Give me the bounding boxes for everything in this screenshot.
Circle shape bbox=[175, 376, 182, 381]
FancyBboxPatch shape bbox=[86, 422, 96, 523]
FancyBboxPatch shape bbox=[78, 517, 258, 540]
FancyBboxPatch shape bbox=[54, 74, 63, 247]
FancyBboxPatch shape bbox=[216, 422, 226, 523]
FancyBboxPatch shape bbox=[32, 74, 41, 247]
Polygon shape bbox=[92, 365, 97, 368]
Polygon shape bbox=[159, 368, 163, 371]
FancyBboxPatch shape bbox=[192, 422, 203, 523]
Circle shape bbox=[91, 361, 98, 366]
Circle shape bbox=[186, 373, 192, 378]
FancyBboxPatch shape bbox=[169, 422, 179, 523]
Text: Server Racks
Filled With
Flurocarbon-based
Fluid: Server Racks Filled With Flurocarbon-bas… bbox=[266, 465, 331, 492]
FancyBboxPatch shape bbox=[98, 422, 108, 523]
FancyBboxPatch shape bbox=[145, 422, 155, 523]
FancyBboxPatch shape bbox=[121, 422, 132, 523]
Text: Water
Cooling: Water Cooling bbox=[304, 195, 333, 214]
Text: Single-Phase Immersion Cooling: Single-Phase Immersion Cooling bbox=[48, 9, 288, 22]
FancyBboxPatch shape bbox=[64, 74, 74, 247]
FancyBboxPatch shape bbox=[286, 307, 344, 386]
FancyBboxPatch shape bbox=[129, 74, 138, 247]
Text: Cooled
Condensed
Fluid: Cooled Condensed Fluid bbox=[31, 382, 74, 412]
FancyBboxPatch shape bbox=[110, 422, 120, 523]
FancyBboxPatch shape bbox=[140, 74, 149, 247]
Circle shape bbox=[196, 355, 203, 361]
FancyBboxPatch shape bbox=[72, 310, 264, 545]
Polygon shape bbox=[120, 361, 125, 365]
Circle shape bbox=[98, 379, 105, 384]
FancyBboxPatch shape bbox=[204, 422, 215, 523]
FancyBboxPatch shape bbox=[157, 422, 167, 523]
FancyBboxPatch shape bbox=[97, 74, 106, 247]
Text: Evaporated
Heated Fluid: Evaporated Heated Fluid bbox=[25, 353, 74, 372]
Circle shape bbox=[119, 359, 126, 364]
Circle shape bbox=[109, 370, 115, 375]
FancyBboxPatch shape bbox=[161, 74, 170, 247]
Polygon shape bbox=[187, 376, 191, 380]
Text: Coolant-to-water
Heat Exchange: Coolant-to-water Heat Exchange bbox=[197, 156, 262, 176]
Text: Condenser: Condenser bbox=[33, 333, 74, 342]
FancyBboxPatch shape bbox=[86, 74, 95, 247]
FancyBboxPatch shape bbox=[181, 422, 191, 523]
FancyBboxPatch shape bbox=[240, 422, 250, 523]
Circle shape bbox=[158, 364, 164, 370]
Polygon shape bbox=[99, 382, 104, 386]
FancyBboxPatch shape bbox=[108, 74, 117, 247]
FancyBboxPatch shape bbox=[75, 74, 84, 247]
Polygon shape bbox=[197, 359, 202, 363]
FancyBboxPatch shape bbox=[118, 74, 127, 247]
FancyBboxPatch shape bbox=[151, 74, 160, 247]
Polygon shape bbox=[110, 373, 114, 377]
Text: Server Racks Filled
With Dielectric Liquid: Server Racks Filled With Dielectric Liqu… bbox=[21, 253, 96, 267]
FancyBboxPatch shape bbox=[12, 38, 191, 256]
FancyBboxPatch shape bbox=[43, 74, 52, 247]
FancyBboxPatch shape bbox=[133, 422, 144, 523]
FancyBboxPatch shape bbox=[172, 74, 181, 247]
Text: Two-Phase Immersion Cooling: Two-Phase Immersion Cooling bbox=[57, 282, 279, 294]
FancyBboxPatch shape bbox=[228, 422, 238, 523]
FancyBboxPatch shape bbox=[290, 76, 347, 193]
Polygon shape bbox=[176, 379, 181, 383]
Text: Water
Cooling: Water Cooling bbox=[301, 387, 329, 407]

Request: Put every line of the listing above into a numbered list, leaving out any blank lines.

Result of this exercise:
1. Give me the bounding boxes for everything in this screenshot.
2. Circle shape bbox=[175, 376, 182, 381]
3. FancyBboxPatch shape bbox=[86, 422, 96, 523]
4. FancyBboxPatch shape bbox=[78, 517, 258, 540]
5. FancyBboxPatch shape bbox=[54, 74, 63, 247]
6. FancyBboxPatch shape bbox=[216, 422, 226, 523]
7. FancyBboxPatch shape bbox=[32, 74, 41, 247]
8. Polygon shape bbox=[92, 365, 97, 368]
9. Polygon shape bbox=[159, 368, 163, 371]
10. FancyBboxPatch shape bbox=[192, 422, 203, 523]
11. Circle shape bbox=[91, 361, 98, 366]
12. Circle shape bbox=[186, 373, 192, 378]
13. FancyBboxPatch shape bbox=[169, 422, 179, 523]
14. Text: Server Racks
15. Filled With
16. Flurocarbon-based
17. Fluid: Server Racks Filled With Flurocarbon-bas… bbox=[266, 465, 331, 492]
18. FancyBboxPatch shape bbox=[98, 422, 108, 523]
19. FancyBboxPatch shape bbox=[145, 422, 155, 523]
20. FancyBboxPatch shape bbox=[121, 422, 132, 523]
21. Text: Water
22. Cooling: Water Cooling bbox=[304, 195, 333, 214]
23. Text: Single-Phase Immersion Cooling: Single-Phase Immersion Cooling bbox=[48, 9, 288, 22]
24. FancyBboxPatch shape bbox=[64, 74, 74, 247]
25. FancyBboxPatch shape bbox=[286, 307, 344, 386]
26. FancyBboxPatch shape bbox=[129, 74, 138, 247]
27. Text: Cooled
28. Condensed
29. Fluid: Cooled Condensed Fluid bbox=[31, 382, 74, 412]
30. FancyBboxPatch shape bbox=[110, 422, 120, 523]
31. FancyBboxPatch shape bbox=[140, 74, 149, 247]
32. Circle shape bbox=[196, 355, 203, 361]
33. FancyBboxPatch shape bbox=[72, 310, 264, 545]
34. Polygon shape bbox=[120, 361, 125, 365]
35. Circle shape bbox=[98, 379, 105, 384]
36. FancyBboxPatch shape bbox=[204, 422, 215, 523]
37. FancyBboxPatch shape bbox=[157, 422, 167, 523]
38. FancyBboxPatch shape bbox=[97, 74, 106, 247]
39. Text: Evaporated
40. Heated Fluid: Evaporated Heated Fluid bbox=[25, 353, 74, 372]
41. Circle shape bbox=[119, 359, 126, 364]
42. Circle shape bbox=[109, 370, 115, 375]
43. FancyBboxPatch shape bbox=[161, 74, 170, 247]
44. Polygon shape bbox=[187, 376, 191, 380]
45. Text: Coolant-to-water
46. Heat Exchange: Coolant-to-water Heat Exchange bbox=[197, 156, 262, 176]
47. Text: Condenser: Condenser bbox=[33, 333, 74, 342]
48. FancyBboxPatch shape bbox=[86, 74, 95, 247]
49. FancyBboxPatch shape bbox=[181, 422, 191, 523]
50. FancyBboxPatch shape bbox=[240, 422, 250, 523]
51. Circle shape bbox=[158, 364, 164, 370]
52. Polygon shape bbox=[99, 382, 104, 386]
53. FancyBboxPatch shape bbox=[108, 74, 117, 247]
54. FancyBboxPatch shape bbox=[75, 74, 84, 247]
55. Polygon shape bbox=[197, 359, 202, 363]
56. FancyBboxPatch shape bbox=[118, 74, 127, 247]
57. FancyBboxPatch shape bbox=[151, 74, 160, 247]
58. Polygon shape bbox=[110, 373, 114, 377]
59. Text: Server Racks Filled
60. With Dielectric Liquid: Server Racks Filled With Dielectric Liqu… bbox=[21, 253, 96, 267]
61. FancyBboxPatch shape bbox=[12, 38, 191, 256]
62. FancyBboxPatch shape bbox=[43, 74, 52, 247]
63. FancyBboxPatch shape bbox=[133, 422, 144, 523]
64. FancyBboxPatch shape bbox=[172, 74, 181, 247]
65. Text: Two-Phase Immersion Cooling: Two-Phase Immersion Cooling bbox=[57, 282, 279, 294]
66. FancyBboxPatch shape bbox=[228, 422, 238, 523]
67. FancyBboxPatch shape bbox=[290, 76, 347, 193]
68. Polygon shape bbox=[176, 379, 181, 383]
69. Text: Water
70. Cooling: Water Cooling bbox=[301, 387, 329, 407]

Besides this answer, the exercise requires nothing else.